• _WHAT TO PRODUCE_:
Copy out all the lines in the records that include the word "object".

Rows from a dataset
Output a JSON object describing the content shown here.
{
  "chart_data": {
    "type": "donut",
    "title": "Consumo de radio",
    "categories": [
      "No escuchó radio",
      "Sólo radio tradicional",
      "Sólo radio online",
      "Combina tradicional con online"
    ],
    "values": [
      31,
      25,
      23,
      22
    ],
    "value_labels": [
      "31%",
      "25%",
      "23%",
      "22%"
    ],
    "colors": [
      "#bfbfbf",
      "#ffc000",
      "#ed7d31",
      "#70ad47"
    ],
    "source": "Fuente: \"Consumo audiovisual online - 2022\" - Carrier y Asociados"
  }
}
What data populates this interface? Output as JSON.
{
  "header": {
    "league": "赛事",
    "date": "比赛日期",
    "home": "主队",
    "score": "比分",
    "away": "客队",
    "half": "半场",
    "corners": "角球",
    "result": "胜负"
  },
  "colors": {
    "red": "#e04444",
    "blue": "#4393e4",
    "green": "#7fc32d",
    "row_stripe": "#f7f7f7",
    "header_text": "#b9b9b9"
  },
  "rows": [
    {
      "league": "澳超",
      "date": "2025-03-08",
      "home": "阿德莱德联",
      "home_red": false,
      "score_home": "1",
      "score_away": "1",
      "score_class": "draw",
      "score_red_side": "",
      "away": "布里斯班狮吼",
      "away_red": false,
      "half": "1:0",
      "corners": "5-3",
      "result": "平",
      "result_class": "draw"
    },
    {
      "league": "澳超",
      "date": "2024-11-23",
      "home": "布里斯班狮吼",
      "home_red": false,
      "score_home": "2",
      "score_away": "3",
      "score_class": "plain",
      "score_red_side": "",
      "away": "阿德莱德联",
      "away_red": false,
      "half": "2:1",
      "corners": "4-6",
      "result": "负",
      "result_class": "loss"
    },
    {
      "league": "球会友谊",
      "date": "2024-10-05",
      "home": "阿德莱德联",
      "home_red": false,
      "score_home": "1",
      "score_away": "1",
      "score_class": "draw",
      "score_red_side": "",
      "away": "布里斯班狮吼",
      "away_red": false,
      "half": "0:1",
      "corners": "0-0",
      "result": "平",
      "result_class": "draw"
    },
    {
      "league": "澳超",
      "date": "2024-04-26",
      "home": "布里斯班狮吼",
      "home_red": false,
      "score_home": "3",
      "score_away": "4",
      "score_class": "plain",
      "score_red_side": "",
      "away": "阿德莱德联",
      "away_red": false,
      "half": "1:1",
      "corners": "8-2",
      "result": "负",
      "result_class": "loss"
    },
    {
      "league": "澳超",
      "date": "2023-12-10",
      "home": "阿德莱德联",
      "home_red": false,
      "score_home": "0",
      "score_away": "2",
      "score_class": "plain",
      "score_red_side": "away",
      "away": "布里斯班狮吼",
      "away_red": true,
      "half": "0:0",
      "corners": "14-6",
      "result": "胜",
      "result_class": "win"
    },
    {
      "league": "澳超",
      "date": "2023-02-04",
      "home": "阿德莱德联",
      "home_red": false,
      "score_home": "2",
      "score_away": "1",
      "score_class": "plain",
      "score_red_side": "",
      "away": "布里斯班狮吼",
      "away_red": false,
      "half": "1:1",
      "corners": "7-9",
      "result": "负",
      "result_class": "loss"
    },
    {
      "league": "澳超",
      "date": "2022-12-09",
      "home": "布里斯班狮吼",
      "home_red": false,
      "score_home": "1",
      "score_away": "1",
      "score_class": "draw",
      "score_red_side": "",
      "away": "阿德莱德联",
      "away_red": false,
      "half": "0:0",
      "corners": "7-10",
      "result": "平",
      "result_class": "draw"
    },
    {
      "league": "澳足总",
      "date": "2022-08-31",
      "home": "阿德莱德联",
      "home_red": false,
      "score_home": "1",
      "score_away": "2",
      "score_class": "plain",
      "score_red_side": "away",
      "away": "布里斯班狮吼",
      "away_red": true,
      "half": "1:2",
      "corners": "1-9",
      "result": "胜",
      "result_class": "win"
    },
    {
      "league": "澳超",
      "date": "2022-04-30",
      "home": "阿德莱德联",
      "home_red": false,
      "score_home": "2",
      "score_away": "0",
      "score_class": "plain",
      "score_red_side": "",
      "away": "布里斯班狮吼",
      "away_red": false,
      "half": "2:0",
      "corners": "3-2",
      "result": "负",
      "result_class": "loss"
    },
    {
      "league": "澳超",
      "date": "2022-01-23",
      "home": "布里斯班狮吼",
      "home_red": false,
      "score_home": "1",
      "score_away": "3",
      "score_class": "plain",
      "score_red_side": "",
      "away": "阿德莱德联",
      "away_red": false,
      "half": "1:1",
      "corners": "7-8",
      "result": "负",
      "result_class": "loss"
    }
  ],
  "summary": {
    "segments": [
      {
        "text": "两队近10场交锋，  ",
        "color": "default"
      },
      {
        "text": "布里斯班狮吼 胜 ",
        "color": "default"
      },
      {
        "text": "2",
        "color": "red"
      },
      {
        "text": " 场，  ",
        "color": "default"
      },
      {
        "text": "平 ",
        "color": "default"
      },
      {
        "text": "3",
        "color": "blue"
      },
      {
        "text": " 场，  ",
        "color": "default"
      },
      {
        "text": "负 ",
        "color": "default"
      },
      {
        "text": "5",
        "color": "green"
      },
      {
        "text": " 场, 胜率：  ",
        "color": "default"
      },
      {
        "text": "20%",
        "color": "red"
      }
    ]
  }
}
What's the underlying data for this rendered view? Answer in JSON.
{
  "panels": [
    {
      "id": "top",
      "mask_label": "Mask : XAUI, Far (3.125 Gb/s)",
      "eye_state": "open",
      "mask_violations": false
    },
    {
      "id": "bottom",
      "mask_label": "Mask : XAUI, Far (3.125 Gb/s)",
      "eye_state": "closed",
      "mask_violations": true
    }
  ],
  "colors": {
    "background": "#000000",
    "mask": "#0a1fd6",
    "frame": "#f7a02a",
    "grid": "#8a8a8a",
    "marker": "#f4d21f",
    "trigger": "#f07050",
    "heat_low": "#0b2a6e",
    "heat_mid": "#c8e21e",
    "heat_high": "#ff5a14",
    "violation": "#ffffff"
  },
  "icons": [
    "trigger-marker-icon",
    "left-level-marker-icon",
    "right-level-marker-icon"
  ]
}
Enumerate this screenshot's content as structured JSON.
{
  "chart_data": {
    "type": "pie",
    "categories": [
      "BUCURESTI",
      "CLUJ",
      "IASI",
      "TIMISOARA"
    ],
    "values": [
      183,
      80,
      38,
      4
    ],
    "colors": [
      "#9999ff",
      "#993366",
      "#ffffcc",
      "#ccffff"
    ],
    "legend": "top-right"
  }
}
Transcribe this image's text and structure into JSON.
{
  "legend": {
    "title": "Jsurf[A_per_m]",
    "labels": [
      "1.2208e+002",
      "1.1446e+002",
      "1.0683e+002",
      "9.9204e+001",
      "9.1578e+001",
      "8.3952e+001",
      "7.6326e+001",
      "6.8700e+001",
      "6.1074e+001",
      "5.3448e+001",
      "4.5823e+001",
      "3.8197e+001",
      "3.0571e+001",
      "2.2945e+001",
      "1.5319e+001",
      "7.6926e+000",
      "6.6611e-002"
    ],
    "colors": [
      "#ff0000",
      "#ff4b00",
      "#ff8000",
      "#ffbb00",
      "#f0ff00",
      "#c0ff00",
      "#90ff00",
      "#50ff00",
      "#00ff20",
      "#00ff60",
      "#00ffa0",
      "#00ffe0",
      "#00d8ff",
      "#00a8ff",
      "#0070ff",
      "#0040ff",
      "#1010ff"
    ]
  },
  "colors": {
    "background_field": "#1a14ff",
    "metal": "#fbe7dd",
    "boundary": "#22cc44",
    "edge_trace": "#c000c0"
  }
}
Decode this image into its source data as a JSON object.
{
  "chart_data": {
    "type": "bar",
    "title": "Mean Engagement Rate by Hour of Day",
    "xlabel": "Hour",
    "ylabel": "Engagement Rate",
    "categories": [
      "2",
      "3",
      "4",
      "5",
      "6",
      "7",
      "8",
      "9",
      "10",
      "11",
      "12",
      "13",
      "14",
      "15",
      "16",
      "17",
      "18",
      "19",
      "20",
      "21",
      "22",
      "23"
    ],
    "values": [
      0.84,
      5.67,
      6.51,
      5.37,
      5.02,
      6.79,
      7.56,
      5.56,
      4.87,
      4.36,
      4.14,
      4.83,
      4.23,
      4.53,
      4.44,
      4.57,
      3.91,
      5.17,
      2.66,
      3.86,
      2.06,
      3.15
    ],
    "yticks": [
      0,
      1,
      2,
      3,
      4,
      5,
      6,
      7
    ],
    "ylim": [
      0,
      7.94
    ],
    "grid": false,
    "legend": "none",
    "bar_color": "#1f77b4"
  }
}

• _WRITTEN SOLUTION_:
Output a JSON object describing the content shown here.
Decode this image into its source data as a JSON object.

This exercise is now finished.